◆ **What to work on**
Return all lines where the word "regresión" can be found.

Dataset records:

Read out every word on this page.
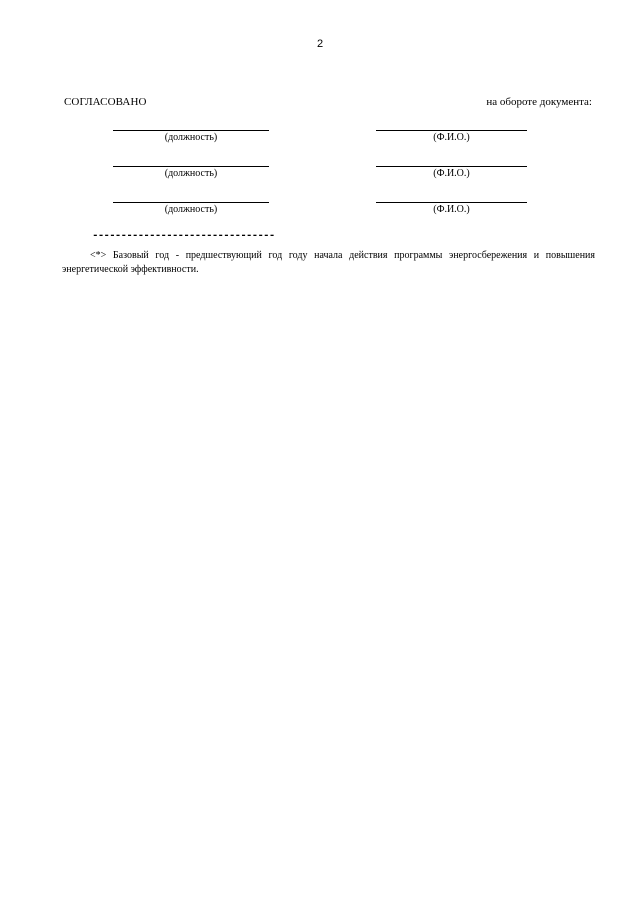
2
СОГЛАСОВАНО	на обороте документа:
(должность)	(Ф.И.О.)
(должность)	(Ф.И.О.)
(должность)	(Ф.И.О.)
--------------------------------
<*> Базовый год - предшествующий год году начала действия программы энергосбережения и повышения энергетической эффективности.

...

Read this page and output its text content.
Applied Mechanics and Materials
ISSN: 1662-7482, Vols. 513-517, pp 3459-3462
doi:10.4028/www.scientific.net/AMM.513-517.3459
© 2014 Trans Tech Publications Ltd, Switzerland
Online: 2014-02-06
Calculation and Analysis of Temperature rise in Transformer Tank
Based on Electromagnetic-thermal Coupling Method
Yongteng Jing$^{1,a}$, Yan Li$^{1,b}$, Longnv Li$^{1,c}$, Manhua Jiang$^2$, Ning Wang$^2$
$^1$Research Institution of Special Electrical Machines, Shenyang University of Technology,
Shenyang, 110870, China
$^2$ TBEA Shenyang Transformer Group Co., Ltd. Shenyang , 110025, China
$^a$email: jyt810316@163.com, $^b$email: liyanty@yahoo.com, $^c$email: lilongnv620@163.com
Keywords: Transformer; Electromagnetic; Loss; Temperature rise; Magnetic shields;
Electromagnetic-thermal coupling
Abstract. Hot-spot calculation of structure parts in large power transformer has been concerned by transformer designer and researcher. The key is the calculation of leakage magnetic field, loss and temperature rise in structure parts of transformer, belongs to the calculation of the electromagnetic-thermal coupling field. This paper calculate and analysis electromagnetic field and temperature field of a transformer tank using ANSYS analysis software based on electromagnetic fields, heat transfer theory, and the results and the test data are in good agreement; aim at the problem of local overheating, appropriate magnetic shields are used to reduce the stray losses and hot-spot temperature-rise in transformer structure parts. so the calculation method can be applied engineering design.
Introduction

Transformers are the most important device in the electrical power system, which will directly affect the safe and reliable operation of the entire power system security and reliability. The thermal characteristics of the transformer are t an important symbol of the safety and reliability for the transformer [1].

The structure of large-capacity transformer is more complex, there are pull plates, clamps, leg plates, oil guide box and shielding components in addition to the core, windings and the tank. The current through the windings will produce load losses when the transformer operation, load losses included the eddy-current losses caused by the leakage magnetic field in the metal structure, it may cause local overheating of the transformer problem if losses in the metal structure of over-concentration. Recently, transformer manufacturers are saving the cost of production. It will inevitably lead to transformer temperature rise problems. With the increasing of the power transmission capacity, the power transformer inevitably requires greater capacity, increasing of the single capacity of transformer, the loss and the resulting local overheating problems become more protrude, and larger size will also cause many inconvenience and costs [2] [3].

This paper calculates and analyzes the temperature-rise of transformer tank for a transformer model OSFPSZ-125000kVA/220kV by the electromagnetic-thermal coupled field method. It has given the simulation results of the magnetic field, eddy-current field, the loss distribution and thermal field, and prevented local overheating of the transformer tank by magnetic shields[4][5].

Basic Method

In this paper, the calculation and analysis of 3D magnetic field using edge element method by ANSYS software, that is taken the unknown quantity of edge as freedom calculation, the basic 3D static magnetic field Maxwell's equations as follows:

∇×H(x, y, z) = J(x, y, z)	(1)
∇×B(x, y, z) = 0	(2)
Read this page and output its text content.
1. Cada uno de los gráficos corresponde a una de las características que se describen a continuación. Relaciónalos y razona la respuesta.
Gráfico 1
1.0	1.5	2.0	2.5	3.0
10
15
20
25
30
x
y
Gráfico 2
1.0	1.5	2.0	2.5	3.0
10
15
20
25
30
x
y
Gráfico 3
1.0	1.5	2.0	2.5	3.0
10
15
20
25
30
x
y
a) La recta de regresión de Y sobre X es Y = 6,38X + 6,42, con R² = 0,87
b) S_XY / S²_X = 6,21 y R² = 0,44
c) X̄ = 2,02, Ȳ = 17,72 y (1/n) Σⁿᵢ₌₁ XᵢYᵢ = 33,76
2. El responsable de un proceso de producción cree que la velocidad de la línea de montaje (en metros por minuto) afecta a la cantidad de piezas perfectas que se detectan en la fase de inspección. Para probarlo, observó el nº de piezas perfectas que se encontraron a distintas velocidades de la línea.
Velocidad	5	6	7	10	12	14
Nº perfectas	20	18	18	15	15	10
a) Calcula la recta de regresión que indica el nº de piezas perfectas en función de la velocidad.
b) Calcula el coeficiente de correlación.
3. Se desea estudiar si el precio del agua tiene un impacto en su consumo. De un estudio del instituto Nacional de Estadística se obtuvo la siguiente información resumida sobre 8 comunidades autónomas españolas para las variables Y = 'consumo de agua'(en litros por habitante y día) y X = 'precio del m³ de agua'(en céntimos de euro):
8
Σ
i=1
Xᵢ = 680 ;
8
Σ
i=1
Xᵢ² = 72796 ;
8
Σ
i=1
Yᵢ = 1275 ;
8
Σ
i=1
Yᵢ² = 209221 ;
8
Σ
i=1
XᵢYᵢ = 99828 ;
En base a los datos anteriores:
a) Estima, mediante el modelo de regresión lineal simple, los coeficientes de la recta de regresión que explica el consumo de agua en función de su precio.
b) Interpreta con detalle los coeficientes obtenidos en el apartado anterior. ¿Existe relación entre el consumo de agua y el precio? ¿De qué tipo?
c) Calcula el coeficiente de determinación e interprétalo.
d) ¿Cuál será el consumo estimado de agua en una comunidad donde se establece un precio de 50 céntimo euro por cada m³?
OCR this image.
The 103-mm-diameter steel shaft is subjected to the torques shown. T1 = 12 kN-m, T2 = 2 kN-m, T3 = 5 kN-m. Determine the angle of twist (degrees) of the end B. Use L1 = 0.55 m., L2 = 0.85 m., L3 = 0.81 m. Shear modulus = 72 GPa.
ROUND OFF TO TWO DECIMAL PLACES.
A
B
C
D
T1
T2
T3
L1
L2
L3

...

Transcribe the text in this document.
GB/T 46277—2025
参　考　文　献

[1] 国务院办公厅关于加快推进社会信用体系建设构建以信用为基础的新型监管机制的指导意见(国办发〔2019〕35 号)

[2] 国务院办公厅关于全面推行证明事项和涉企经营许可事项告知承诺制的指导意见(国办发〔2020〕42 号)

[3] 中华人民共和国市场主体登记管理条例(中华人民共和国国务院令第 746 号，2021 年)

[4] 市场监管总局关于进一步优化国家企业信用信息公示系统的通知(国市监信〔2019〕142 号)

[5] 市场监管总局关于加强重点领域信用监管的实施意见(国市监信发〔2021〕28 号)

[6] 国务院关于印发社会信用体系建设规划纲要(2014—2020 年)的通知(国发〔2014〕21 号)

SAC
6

◆ **Exercise result**
a) La recta de regresión de Y sobre X es Y = 6,38X + 6,42, con R² = 0,87
a) Calcula la recta de regresión que indica el nº de piezas perfectas en función de la velocidad.
a) Estima, mediante el modelo de regresión lineal simple, los coeficientes de la recta de regresión que explica el consumo de agua en función de su precio.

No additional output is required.